■ **What is expected**:
Without changing a character, return the entries, but not the images they hold.

• • •

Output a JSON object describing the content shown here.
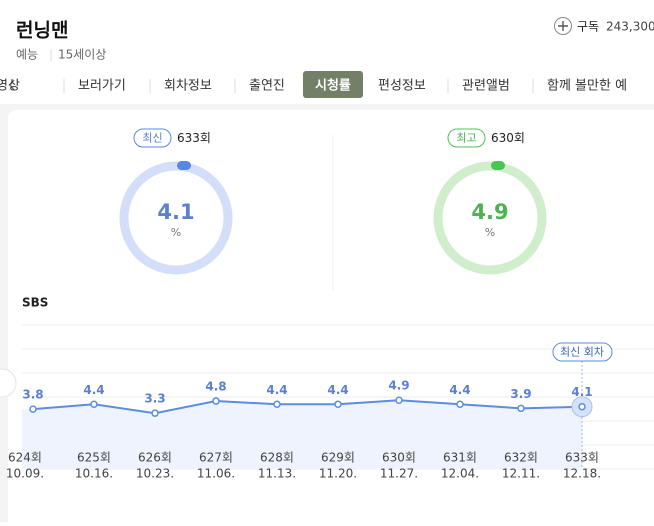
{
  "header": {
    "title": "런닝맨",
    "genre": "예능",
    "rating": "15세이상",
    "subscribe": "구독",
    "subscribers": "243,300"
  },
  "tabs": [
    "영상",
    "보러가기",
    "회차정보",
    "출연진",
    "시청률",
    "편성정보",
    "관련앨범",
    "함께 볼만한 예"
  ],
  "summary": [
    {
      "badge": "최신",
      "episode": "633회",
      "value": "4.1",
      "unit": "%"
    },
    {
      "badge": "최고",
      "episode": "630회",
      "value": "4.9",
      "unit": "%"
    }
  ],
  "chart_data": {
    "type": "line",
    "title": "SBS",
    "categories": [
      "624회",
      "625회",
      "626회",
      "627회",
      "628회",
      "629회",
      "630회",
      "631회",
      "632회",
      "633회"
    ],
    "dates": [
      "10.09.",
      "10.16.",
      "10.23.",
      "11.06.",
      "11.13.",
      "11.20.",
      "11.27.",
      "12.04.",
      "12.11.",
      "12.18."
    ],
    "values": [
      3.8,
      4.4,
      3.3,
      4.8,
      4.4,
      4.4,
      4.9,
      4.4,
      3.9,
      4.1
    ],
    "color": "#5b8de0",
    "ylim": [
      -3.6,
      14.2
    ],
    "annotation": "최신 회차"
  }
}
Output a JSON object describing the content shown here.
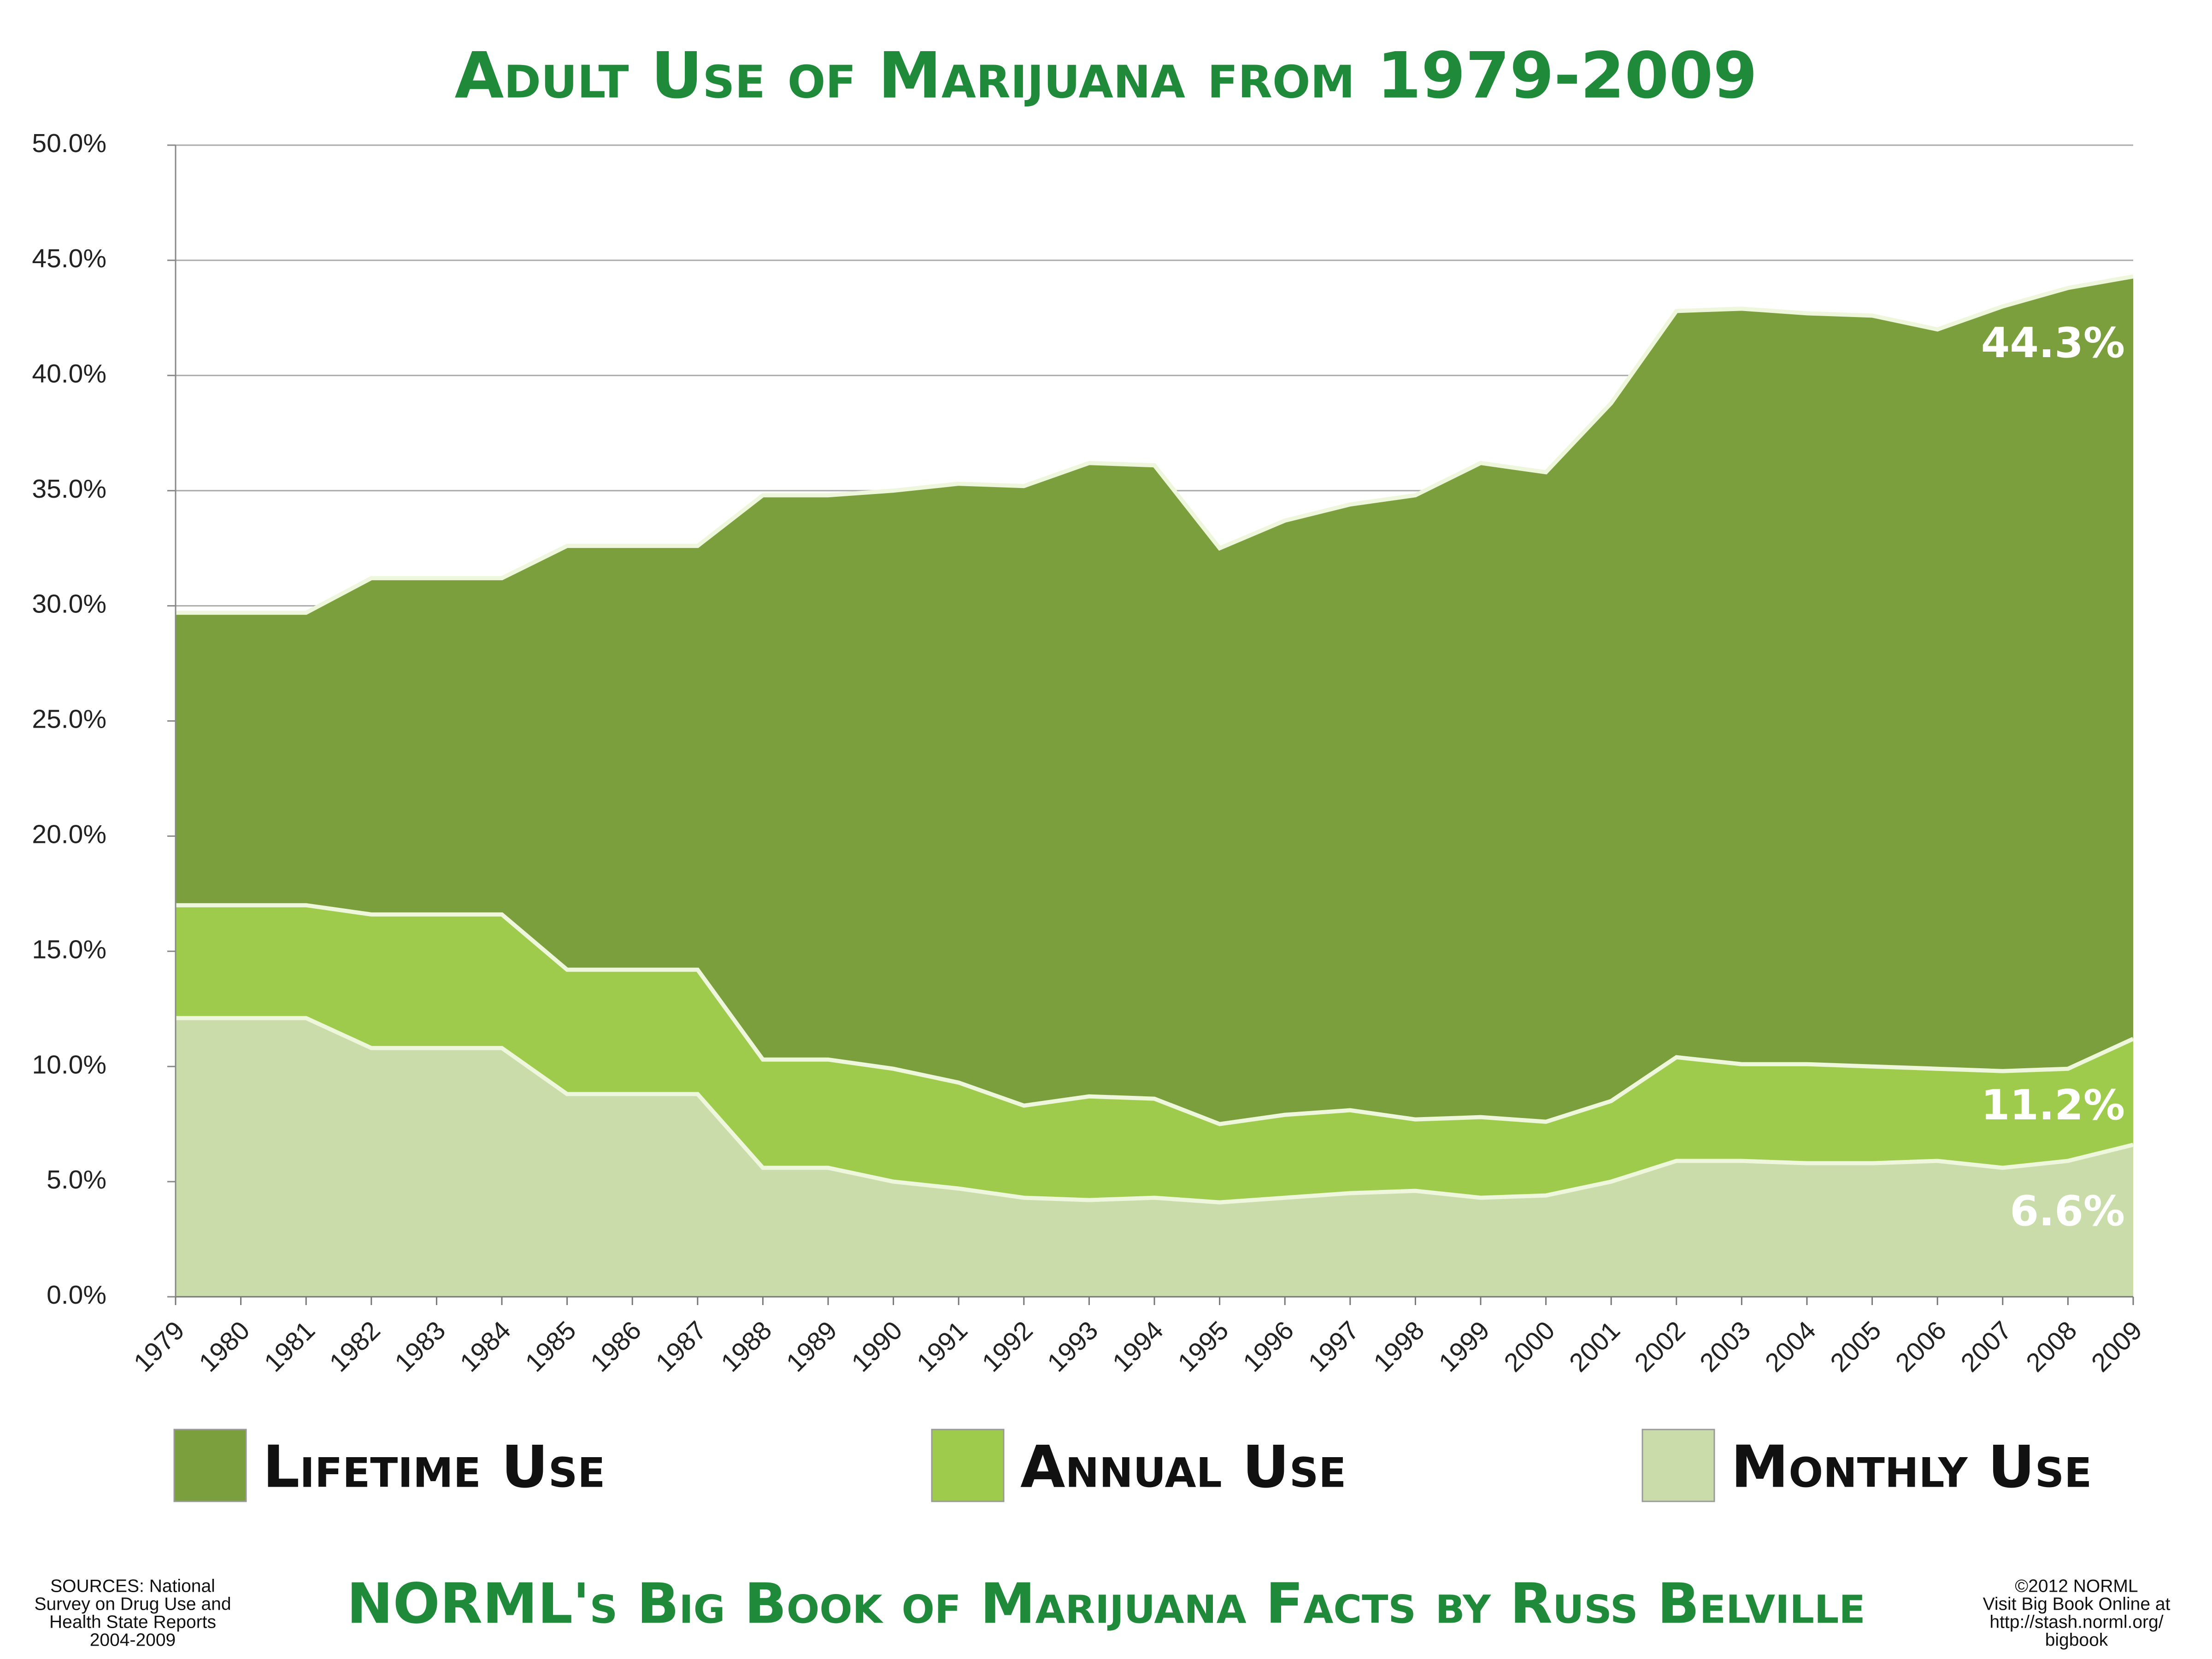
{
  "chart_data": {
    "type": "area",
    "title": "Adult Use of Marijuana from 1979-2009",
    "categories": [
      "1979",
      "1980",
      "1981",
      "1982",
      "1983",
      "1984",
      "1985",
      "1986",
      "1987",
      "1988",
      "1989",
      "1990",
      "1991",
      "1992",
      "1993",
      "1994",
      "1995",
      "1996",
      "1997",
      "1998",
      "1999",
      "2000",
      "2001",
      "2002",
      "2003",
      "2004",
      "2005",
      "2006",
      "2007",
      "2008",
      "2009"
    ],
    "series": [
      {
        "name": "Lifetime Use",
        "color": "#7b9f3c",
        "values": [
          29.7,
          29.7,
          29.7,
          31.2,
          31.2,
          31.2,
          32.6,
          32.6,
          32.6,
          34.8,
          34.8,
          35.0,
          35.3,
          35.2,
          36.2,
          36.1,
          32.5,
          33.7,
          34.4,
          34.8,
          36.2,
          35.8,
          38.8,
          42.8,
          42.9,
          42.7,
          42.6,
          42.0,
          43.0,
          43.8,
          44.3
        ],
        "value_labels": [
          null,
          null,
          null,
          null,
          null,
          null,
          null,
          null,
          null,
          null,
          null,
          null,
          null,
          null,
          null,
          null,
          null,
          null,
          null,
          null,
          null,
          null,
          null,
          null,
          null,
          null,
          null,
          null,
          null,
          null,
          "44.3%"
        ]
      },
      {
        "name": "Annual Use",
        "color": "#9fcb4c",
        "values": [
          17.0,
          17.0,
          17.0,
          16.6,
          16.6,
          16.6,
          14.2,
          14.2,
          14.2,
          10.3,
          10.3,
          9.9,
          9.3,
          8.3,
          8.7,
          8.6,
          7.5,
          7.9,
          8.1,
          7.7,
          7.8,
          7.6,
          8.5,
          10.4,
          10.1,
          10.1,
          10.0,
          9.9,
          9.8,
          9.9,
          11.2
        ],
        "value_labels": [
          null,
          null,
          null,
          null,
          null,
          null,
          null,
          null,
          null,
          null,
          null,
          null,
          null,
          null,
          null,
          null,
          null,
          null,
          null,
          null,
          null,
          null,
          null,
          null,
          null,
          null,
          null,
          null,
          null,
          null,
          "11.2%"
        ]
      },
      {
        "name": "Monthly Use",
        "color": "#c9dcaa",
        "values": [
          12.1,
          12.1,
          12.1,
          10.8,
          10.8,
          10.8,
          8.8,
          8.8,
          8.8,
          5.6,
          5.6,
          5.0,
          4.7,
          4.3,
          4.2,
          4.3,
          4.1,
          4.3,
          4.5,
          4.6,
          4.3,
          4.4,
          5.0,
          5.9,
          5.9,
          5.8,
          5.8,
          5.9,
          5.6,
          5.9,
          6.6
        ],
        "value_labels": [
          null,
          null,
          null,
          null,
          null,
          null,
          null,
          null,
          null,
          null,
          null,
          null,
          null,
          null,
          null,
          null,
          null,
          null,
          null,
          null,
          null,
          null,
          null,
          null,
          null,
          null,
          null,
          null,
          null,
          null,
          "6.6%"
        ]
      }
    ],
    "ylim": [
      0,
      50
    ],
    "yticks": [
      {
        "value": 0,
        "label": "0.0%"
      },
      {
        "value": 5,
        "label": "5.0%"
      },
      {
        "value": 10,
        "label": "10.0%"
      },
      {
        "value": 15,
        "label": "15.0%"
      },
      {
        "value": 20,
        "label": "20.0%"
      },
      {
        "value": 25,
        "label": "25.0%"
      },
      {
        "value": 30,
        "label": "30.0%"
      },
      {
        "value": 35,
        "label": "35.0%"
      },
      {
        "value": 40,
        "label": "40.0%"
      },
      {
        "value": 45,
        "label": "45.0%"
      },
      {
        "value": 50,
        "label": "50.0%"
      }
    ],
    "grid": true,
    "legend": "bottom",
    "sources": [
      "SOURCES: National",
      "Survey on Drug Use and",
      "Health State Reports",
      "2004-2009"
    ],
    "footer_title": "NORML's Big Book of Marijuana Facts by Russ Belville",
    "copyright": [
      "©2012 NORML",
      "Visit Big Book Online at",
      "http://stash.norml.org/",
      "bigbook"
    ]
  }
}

• • •

■ **Solution for this problem**:
Output a JSON object describing the content shown here.
{
  "header": {
    "title": "런닝맨",
    "genre": "예능",
    "rating": "15세이상",
    "subscribe": "구독",
    "subscribers": "243,300"
  },
  "tabs": [
    "영상",
    "보러가기",
    "회차정보",
    "출연진",
    "시청률",
    "편성정보",
    "관련앨범",
    "함께 볼만한 예"
  ],
  "summary": [
    {
      "badge": "최신",
      "episode": "633회",
      "value": "4.1",
      "unit": "%"
    },
    {
      "badge": "최고",
      "episode": "630회",
      "value": "4.9",
      "unit": "%"
    }
  ],
  "chart_data": {
    "type": "line",
    "title": "SBS",
    "categories": [
      "624회",
      "625회",
      "626회",
      "627회",
      "628회",
      "629회",
      "630회",
      "631회",
      "632회",
      "633회"
    ],
    "dates": [
      "10.09.",
      "10.16.",
      "10.23.",
      "11.06.",
      "11.13.",
      "11.20.",
      "11.27.",
      "12.04.",
      "12.11.",
      "12.18."
    ],
    "values": [
      3.8,
      4.4,
      3.3,
      4.8,
      4.4,
      4.4,
      4.9,
      4.4,
      3.9,
      4.1
    ],
    "color": "#5b8de0",
    "ylim": [
      -3.6,
      14.2
    ],
    "annotation": "최신 회차"
  }
}
Output a JSON object describing the content shown here.
{
  "chart_data": {
    "type": "area",
    "title": "Adult Use of Marijuana from 1979-2009",
    "categories": [
      "1979",
      "1980",
      "1981",
      "1982",
      "1983",
      "1984",
      "1985",
      "1986",
      "1987",
      "1988",
      "1989",
      "1990",
      "1991",
      "1992",
      "1993",
      "1994",
      "1995",
      "1996",
      "1997",
      "1998",
      "1999",
      "2000",
      "2001",
      "2002",
      "2003",
      "2004",
      "2005",
      "2006",
      "2007",
      "2008",
      "2009"
    ],
    "series": [
      {
        "name": "Lifetime Use",
        "color": "#7b9f3c",
        "values": [
          29.7,
          29.7,
          29.7,
          31.2,
          31.2,
          31.2,
          32.6,
          32.6,
          32.6,
          34.8,
          34.8,
          35.0,
          35.3,
          35.2,
          36.2,
          36.1,
          32.5,
          33.7,
          34.4,
          34.8,
          36.2,
          35.8,
          38.8,
          42.8,
          42.9,
          42.7,
          42.6,
          42.0,
          43.0,
          43.8,
          44.3
        ],
        "value_labels": [
          null,
          null,
          null,
          null,
          null,
          null,
          null,
          null,
          null,
          null,
          null,
          null,
          null,
          null,
          null,
          null,
          null,
          null,
          null,
          null,
          null,
          null,
          null,
          null,
          null,
          null,
          null,
          null,
          null,
          null,
          "44.3%"
        ]
      },
      {
        "name": "Annual Use",
        "color": "#9fcb4c",
        "values": [
          17.0,
          17.0,
          17.0,
          16.6,
          16.6,
          16.6,
          14.2,
          14.2,
          14.2,
          10.3,
          10.3,
          9.9,
          9.3,
          8.3,
          8.7,
          8.6,
          7.5,
          7.9,
          8.1,
          7.7,
          7.8,
          7.6,
          8.5,
          10.4,
          10.1,
          10.1,
          10.0,
          9.9,
          9.8,
          9.9,
          11.2
        ],
        "value_labels": [
          null,
          null,
          null,
          null,
          null,
          null,
          null,
          null,
          null,
          null,
          null,
          null,
          null,
          null,
          null,
          null,
          null,
          null,
          null,
          null,
          null,
          null,
          null,
          null,
          null,
          null,
          null,
          null,
          null,
          null,
          "11.2%"
        ]
      },
      {
        "name": "Monthly Use",
        "color": "#c9dcaa",
        "values": [
          12.1,
          12.1,
          12.1,
          10.8,
          10.8,
          10.8,
          8.8,
          8.8,
          8.8,
          5.6,
          5.6,
          5.0,
          4.7,
          4.3,
          4.2,
          4.3,
          4.1,
          4.3,
          4.5,
          4.6,
          4.3,
          4.4,
          5.0,
          5.9,
          5.9,
          5.8,
          5.8,
          5.9,
          5.6,
          5.9,
          6.6
        ],
        "value_labels": [
          null,
          null,
          null,
          null,
          null,
          null,
          null,
          null,
          null,
          null,
          null,
          null,
          null,
          null,
          null,
          null,
          null,
          null,
          null,
          null,
          null,
          null,
          null,
          null,
          null,
          null,
          null,
          null,
          null,
          null,
          "6.6%"
        ]
      }
    ],
    "ylim": [
      0,
      50
    ],
    "yticks": [
      {
        "value": 0,
        "label": "0.0%"
      },
      {
        "value": 5,
        "label": "5.0%"
      },
      {
        "value": 10,
        "label": "10.0%"
      },
      {
        "value": 15,
        "label": "15.0%"
      },
      {
        "value": 20,
        "label": "20.0%"
      },
      {
        "value": 25,
        "label": "25.0%"
      },
      {
        "value": 30,
        "label": "30.0%"
      },
      {
        "value": 35,
        "label": "35.0%"
      },
      {
        "value": 40,
        "label": "40.0%"
      },
      {
        "value": 45,
        "label": "45.0%"
      },
      {
        "value": 50,
        "label": "50.0%"
      }
    ],
    "grid": true,
    "legend": "bottom",
    "sources": [
      "SOURCES: National",
      "Survey on Drug Use and",
      "Health State Reports",
      "2004-2009"
    ],
    "footer_title": "NORML's Big Book of Marijuana Facts by Russ Belville",
    "copyright": [
      "©2012 NORML",
      "Visit Big Book Online at",
      "http://stash.norml.org/",
      "bigbook"
    ]
  }
}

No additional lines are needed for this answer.